== WRITTEN INSTRUCTION ==
Output the full listing below exactly, without the pictures.

start DATA EXTRACT

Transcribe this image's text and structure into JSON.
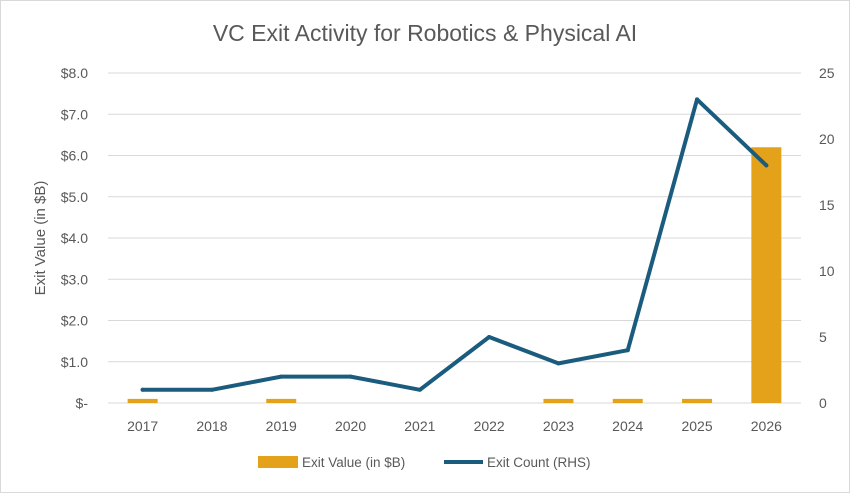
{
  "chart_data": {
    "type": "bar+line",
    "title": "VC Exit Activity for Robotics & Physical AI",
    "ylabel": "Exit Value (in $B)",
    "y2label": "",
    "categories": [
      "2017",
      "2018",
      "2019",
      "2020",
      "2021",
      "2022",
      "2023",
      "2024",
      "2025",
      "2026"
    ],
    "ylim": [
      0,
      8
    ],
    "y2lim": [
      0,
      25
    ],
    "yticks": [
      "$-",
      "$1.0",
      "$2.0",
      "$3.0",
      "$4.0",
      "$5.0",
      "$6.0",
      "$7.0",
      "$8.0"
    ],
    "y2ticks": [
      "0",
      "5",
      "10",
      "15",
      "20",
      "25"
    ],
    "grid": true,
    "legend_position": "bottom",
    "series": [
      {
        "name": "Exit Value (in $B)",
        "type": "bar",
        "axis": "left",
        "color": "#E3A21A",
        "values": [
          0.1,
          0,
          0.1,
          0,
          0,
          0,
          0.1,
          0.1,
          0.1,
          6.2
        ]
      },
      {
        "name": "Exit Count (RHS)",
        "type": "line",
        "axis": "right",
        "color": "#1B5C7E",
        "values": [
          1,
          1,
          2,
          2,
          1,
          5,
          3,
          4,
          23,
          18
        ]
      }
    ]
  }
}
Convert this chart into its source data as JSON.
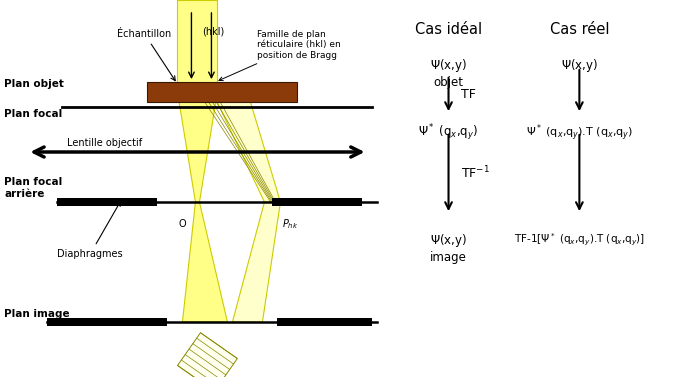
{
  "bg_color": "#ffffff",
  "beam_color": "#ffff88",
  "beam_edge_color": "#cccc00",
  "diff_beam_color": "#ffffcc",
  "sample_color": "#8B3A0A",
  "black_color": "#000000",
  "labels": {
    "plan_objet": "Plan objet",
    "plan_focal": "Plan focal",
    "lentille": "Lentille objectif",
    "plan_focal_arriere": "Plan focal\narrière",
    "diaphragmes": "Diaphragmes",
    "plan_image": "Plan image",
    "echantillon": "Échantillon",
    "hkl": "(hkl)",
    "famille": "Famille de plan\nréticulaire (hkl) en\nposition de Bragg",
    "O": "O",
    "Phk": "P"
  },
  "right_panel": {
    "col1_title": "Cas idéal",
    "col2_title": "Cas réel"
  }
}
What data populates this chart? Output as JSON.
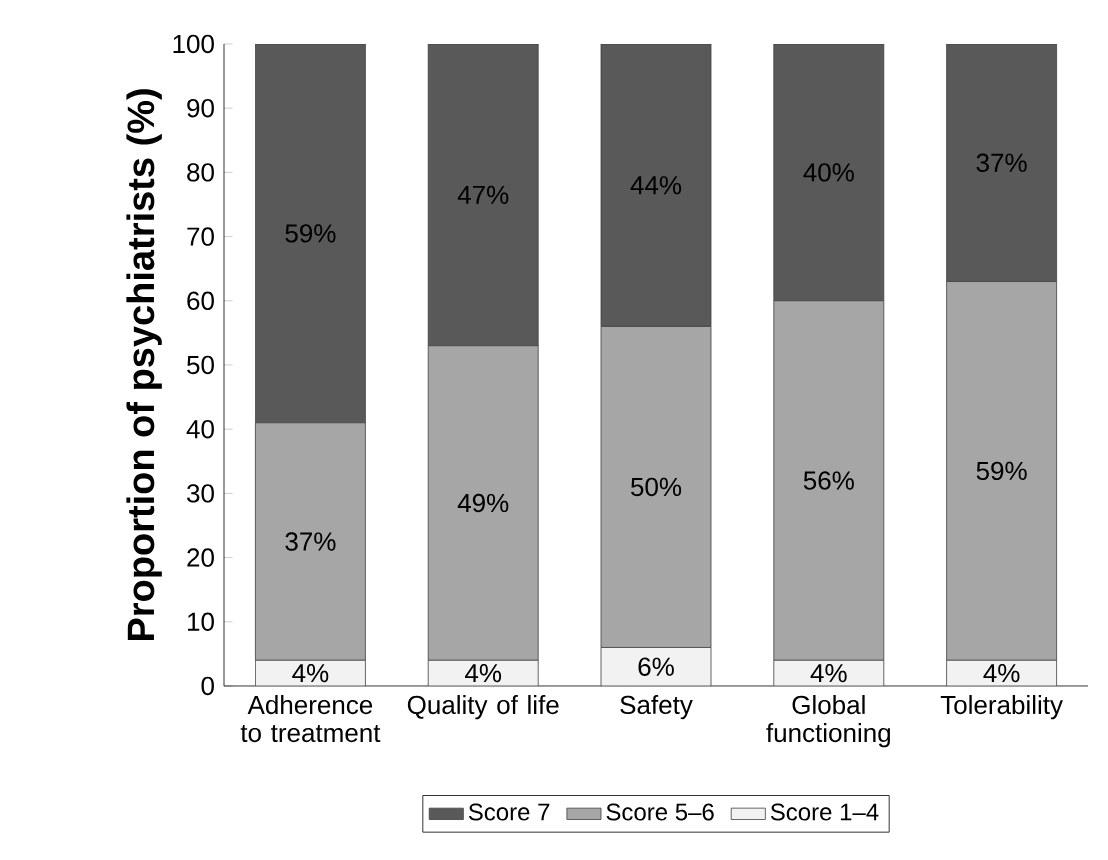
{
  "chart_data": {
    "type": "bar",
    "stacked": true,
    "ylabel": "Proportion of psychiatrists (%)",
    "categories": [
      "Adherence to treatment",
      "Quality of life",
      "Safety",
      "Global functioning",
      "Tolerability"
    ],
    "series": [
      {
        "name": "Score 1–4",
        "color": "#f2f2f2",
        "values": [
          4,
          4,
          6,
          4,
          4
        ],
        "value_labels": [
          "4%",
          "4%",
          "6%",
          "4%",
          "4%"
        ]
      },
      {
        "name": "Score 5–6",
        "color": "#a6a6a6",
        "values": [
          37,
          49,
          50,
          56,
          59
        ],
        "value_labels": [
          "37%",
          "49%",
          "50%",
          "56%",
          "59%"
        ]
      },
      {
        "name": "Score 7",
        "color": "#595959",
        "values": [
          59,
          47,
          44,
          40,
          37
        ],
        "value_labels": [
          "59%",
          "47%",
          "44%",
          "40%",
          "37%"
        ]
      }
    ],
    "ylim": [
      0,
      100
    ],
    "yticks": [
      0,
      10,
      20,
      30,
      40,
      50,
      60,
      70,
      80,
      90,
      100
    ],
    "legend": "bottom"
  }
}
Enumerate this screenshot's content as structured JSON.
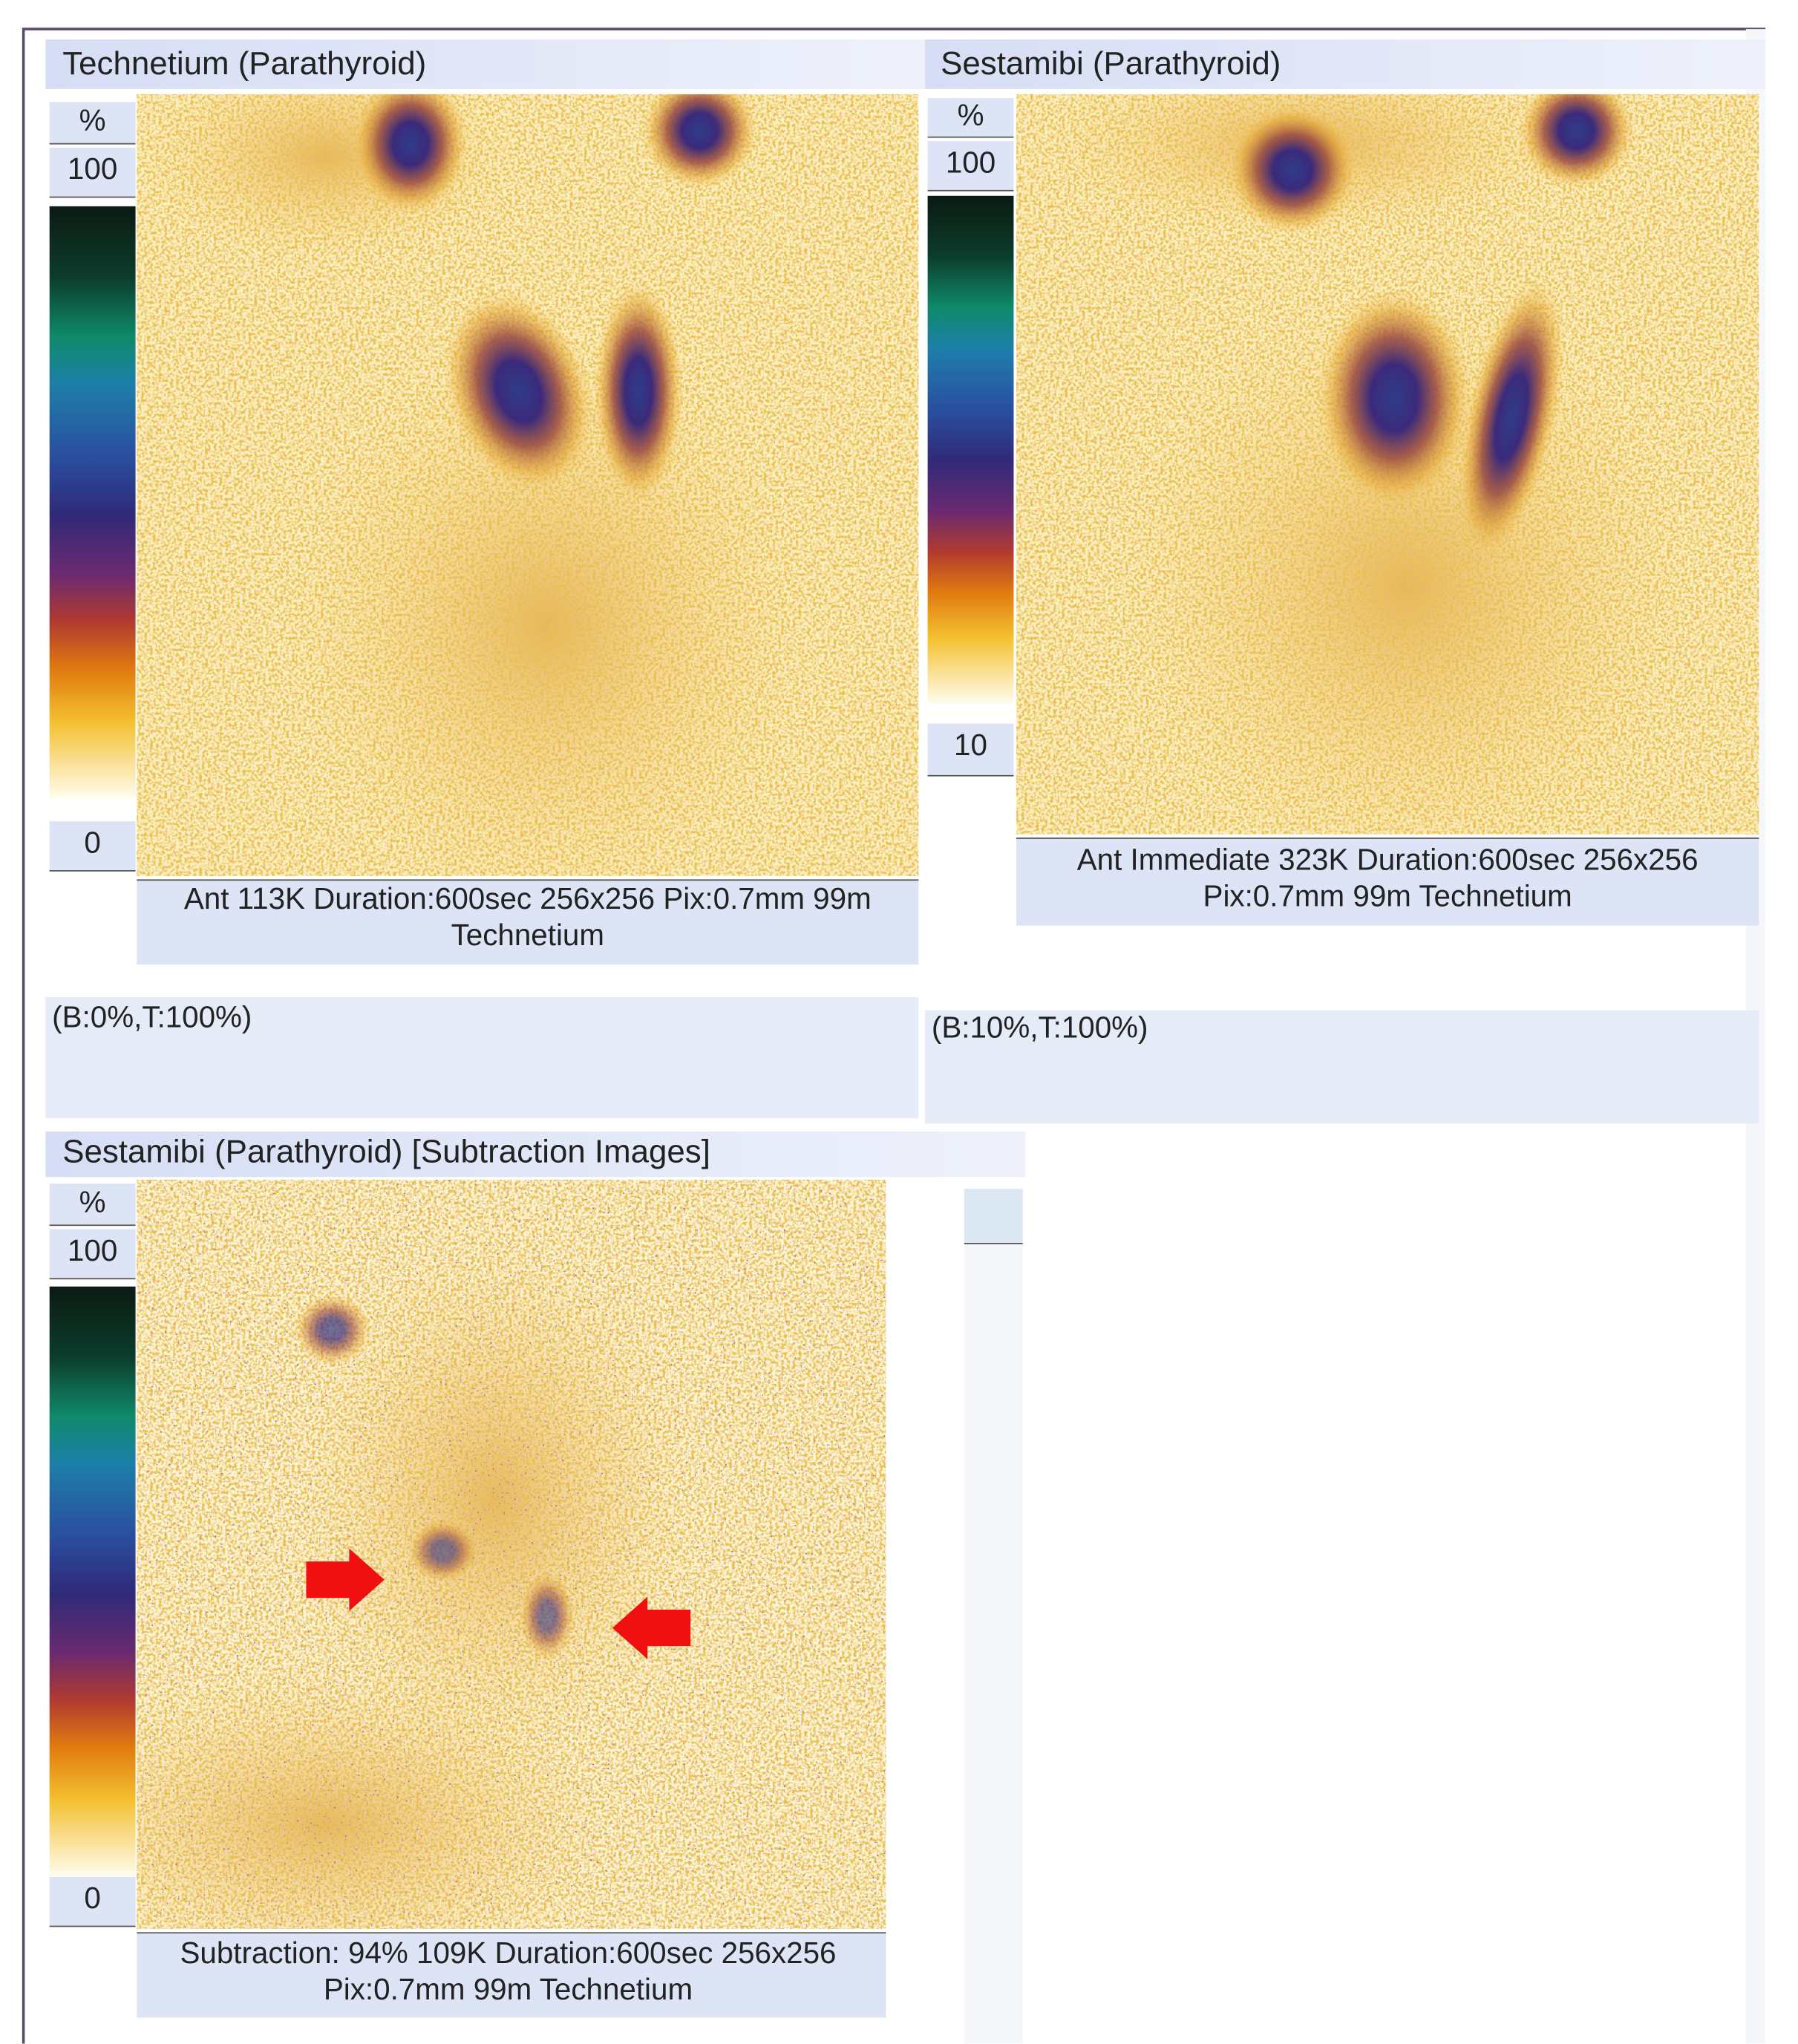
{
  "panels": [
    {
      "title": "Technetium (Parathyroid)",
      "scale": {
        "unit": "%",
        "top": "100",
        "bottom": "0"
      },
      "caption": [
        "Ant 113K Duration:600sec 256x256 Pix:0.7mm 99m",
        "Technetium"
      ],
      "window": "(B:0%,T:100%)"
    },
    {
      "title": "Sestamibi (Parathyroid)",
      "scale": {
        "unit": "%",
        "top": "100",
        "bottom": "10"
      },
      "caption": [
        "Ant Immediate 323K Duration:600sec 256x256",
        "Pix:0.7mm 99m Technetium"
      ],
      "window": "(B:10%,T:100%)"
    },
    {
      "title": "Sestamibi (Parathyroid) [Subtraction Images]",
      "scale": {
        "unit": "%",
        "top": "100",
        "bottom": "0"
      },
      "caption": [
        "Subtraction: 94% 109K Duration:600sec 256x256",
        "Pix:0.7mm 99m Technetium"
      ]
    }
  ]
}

end DATA EXTRACT

== RESULT OF THE EXERCISE ==
Transcribe this image's text and structure into JSON.
{
  "chart_data": {
    "type": "bar+line",
    "title": "VC Exit Activity for Robotics & Physical AI",
    "ylabel": "Exit Value (in $B)",
    "y2label": "",
    "categories": [
      "2017",
      "2018",
      "2019",
      "2020",
      "2021",
      "2022",
      "2023",
      "2024",
      "2025",
      "2026"
    ],
    "ylim": [
      0,
      8
    ],
    "y2lim": [
      0,
      25
    ],
    "yticks": [
      "$-",
      "$1.0",
      "$2.0",
      "$3.0",
      "$4.0",
      "$5.0",
      "$6.0",
      "$7.0",
      "$8.0"
    ],
    "y2ticks": [
      "0",
      "5",
      "10",
      "15",
      "20",
      "25"
    ],
    "grid": true,
    "legend_position": "bottom",
    "series": [
      {
        "name": "Exit Value (in $B)",
        "type": "bar",
        "axis": "left",
        "color": "#E3A21A",
        "values": [
          0.1,
          0,
          0.1,
          0,
          0,
          0,
          0.1,
          0.1,
          0.1,
          6.2
        ]
      },
      {
        "name": "Exit Count (RHS)",
        "type": "line",
        "axis": "right",
        "color": "#1B5C7E",
        "values": [
          1,
          1,
          2,
          2,
          1,
          5,
          3,
          4,
          23,
          18
        ]
      }
    ]
  }
}
Convert this chart into its source data as JSON.
{
  "bg_color": "#ffffff",
  "beam_color": "#ffff88",
  "beam_edge_color": "#cccc00",
  "diff_beam_color": "#ffffcc",
  "sample_color": "#8B3A0A",
  "black_color": "#000000",
  "labels": {
    "plan_objet": "Plan objet",
    "plan_focal": "Plan focal",
    "lentille": "Lentille objectif",
    "plan_focal_arriere": "Plan focal\narrière",
    "diaphragmes": "Diaphragmes",
    "plan_image": "Plan image",
    "echantillon": "Échantillon",
    "hkl": "(hkl)",
    "famille": "Famille de plan\nréticulaire (hkl) en\nposition de Bragg",
    "O": "O",
    "Phk": "P"
  },
  "right_panel": {
    "col1_title": "Cas idéal",
    "col2_title": "Cas réel"
  }
}
What data populates this chart? Output as JSON.
{
  "chart_data": {
    "type": "bar",
    "stacked": true,
    "ylabel": "Proportion of psychiatrists (%)",
    "categories": [
      "Adherence to treatment",
      "Quality of life",
      "Safety",
      "Global functioning",
      "Tolerability"
    ],
    "series": [
      {
        "name": "Score 1–4",
        "color": "#f2f2f2",
        "values": [
          4,
          4,
          6,
          4,
          4
        ],
        "value_labels": [
          "4%",
          "4%",
          "6%",
          "4%",
          "4%"
        ]
      },
      {
        "name": "Score 5–6",
        "color": "#a6a6a6",
        "values": [
          37,
          49,
          50,
          56,
          59
        ],
        "value_labels": [
          "37%",
          "49%",
          "50%",
          "56%",
          "59%"
        ]
      },
      {
        "name": "Score 7",
        "color": "#595959",
        "values": [
          59,
          47,
          44,
          40,
          37
        ],
        "value_labels": [
          "59%",
          "47%",
          "44%",
          "40%",
          "37%"
        ]
      }
    ],
    "ylim": [
      0,
      100
    ],
    "yticks": [
      0,
      10,
      20,
      30,
      40,
      50,
      60,
      70,
      80,
      90,
      100
    ],
    "legend": "bottom"
  }
}
Enumerate this screenshot's content as structured JSON.
{
  "panels": [
    {
      "title": "Technetium (Parathyroid)",
      "scale": {
        "unit": "%",
        "top": "100",
        "bottom": "0"
      },
      "caption": [
        "Ant 113K Duration:600sec 256x256 Pix:0.7mm 99m",
        "Technetium"
      ],
      "window": "(B:0%,T:100%)"
    },
    {
      "title": "Sestamibi (Parathyroid)",
      "scale": {
        "unit": "%",
        "top": "100",
        "bottom": "10"
      },
      "caption": [
        "Ant Immediate 323K Duration:600sec 256x256",
        "Pix:0.7mm 99m Technetium"
      ],
      "window": "(B:10%,T:100%)"
    },
    {
      "title": "Sestamibi (Parathyroid) [Subtraction Images]",
      "scale": {
        "unit": "%",
        "top": "100",
        "bottom": "0"
      },
      "caption": [
        "Subtraction: 94% 109K Duration:600sec 256x256",
        "Pix:0.7mm 99m Technetium"
      ]
    }
  ]
}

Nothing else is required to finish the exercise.